GIVEN DATA:
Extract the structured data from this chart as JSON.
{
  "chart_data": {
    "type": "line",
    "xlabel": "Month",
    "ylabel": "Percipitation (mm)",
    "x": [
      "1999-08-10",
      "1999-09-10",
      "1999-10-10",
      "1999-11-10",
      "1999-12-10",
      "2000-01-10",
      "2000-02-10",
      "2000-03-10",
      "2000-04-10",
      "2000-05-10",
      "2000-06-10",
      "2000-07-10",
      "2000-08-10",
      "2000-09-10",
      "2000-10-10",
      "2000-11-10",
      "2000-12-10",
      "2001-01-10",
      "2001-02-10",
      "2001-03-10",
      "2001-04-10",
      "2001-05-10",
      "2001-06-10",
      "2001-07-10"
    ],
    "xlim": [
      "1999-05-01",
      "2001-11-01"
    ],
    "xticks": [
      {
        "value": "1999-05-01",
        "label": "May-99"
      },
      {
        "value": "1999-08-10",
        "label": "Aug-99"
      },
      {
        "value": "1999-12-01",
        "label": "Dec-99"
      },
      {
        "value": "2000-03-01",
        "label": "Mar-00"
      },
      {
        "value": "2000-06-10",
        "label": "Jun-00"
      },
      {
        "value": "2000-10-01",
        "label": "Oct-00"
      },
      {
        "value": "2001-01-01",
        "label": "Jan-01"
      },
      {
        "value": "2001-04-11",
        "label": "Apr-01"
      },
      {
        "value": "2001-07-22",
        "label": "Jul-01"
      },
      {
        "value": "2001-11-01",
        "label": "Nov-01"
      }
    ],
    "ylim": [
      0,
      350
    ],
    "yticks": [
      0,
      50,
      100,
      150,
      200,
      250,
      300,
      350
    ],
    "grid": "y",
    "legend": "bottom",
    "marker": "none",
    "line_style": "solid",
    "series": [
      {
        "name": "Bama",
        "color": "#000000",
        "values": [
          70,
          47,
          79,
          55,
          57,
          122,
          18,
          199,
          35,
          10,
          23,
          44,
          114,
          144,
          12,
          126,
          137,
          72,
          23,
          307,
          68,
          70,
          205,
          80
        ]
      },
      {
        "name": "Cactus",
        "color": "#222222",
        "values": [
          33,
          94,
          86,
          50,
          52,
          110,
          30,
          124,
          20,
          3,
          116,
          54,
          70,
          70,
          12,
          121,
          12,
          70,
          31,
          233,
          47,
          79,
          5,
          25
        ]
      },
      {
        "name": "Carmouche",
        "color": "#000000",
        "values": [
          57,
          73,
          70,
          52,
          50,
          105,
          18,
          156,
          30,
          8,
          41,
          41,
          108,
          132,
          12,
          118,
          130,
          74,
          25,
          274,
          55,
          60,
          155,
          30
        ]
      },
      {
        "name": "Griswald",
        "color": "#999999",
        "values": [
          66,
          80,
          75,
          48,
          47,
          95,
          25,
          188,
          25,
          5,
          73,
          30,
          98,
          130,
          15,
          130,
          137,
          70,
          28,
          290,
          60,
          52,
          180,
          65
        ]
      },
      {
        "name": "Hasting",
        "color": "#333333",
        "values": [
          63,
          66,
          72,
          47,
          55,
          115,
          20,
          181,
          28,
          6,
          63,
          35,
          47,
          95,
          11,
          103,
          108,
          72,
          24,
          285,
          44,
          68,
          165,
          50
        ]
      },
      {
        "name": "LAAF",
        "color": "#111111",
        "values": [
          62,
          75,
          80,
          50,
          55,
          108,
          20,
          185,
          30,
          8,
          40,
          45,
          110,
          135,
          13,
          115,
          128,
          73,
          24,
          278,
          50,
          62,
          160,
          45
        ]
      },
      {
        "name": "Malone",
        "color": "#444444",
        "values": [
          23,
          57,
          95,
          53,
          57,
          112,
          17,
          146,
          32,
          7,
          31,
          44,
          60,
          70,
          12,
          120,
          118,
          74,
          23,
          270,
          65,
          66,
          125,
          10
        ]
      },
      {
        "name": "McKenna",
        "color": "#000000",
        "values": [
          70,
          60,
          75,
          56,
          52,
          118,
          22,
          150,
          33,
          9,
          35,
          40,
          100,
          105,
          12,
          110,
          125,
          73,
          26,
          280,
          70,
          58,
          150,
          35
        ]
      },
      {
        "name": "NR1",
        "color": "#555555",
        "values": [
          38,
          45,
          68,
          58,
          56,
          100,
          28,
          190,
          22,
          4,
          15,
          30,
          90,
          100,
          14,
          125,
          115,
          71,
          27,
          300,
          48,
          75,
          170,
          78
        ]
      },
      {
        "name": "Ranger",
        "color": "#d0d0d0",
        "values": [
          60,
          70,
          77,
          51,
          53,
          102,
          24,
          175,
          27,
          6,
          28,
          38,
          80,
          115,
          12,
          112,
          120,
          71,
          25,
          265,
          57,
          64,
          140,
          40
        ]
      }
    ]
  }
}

WORK INSTRUCTIONS:
Gather up every line from the listing above in which the word "name" occurs.

ANSWER BELOW:
        "name": "Bama",
        "name": "Cactus",
        "name": "Carmouche",
        "name": "Griswald",
        "name": "Hasting",
        "name": "LAAF",
        "name": "Malone",
        "name": "McKenna",
        "name": "NR1",
        "name": "Ranger",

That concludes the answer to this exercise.